_Challenge_
All of the entries must be reproduced exactly, with no images carried over.

(Data records)
▼

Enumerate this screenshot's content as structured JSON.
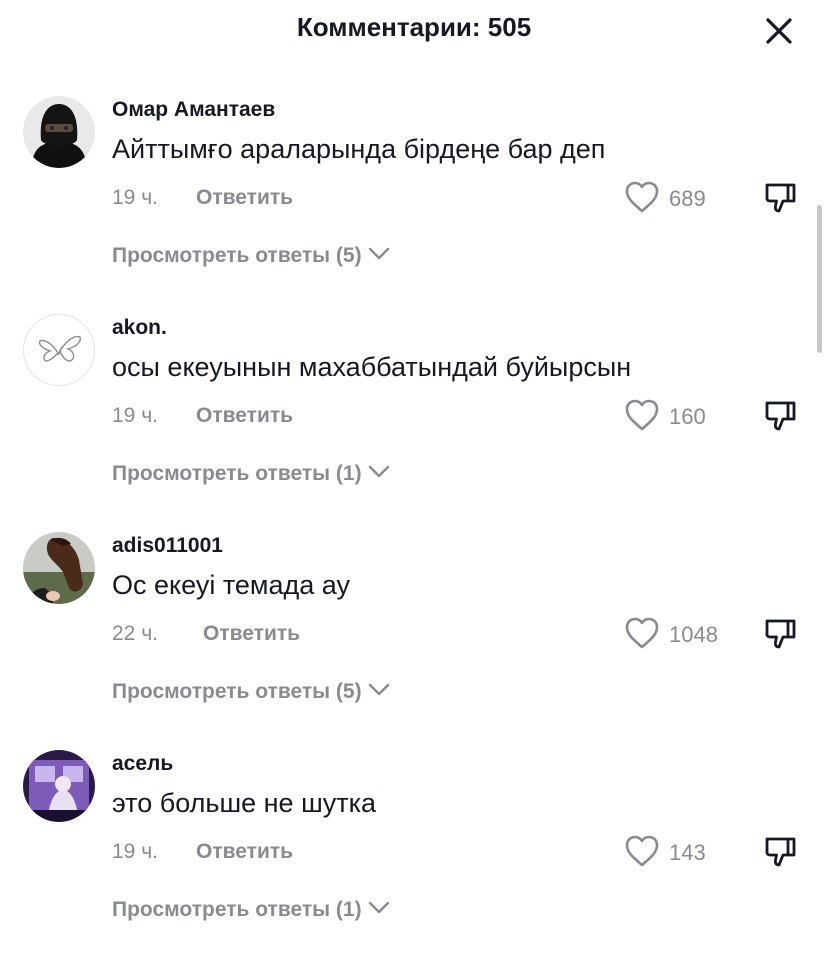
{
  "header": {
    "title": "Комментарии: 505",
    "close_icon": "close-icon"
  },
  "colors": {
    "text": "#161823",
    "secondary": "#8a8b91",
    "background": "#ffffff"
  },
  "comments": [
    {
      "username": "Омар Амантаев",
      "text": "Айттымғо араларында бірдеңе бар деп",
      "time": "19 ч.",
      "reply_label": "Ответить",
      "likes": "689",
      "view_replies": "Просмотреть ответы (5)",
      "avatar": "masked-person-avatar"
    },
    {
      "username": "akon.",
      "text": "осы екеуынын махаббатындай буйырсын",
      "time": "19 ч.",
      "reply_label": "Ответить",
      "likes": "160",
      "view_replies": "Просмотреть ответы (1)",
      "avatar": "butterfly-avatar"
    },
    {
      "username": "adis011001",
      "text": "Ос екеуі темада ау",
      "time": "22 ч.",
      "reply_label": "Ответить",
      "likes": "1048",
      "view_replies": "Просмотреть ответы (5)",
      "avatar": "horse-avatar"
    },
    {
      "username": "асель",
      "text": "это больше не шутка",
      "time": "19 ч.",
      "reply_label": "Ответить",
      "likes": "143",
      "view_replies": "Просмотреть ответы (1)",
      "avatar": "purple-photo-avatar"
    }
  ]
}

▲

_Reply_
Enumerate this screenshot's content as structured JSON.
{
  "header": {
    "title": "Комментарии: 505",
    "close_icon": "close-icon"
  },
  "colors": {
    "text": "#161823",
    "secondary": "#8a8b91",
    "background": "#ffffff"
  },
  "comments": [
    {
      "username": "Омар Амантаев",
      "text": "Айттымғо араларында бірдеңе бар деп",
      "time": "19 ч.",
      "reply_label": "Ответить",
      "likes": "689",
      "view_replies": "Просмотреть ответы (5)",
      "avatar": "masked-person-avatar"
    },
    {
      "username": "akon.",
      "text": "осы екеуынын махаббатындай буйырсын",
      "time": "19 ч.",
      "reply_label": "Ответить",
      "likes": "160",
      "view_replies": "Просмотреть ответы (1)",
      "avatar": "butterfly-avatar"
    },
    {
      "username": "adis011001",
      "text": "Ос екеуі темада ау",
      "time": "22 ч.",
      "reply_label": "Ответить",
      "likes": "1048",
      "view_replies": "Просмотреть ответы (5)",
      "avatar": "horse-avatar"
    },
    {
      "username": "асель",
      "text": "это больше не шутка",
      "time": "19 ч.",
      "reply_label": "Ответить",
      "likes": "143",
      "view_replies": "Просмотреть ответы (1)",
      "avatar": "purple-photo-avatar"
    }
  ]
}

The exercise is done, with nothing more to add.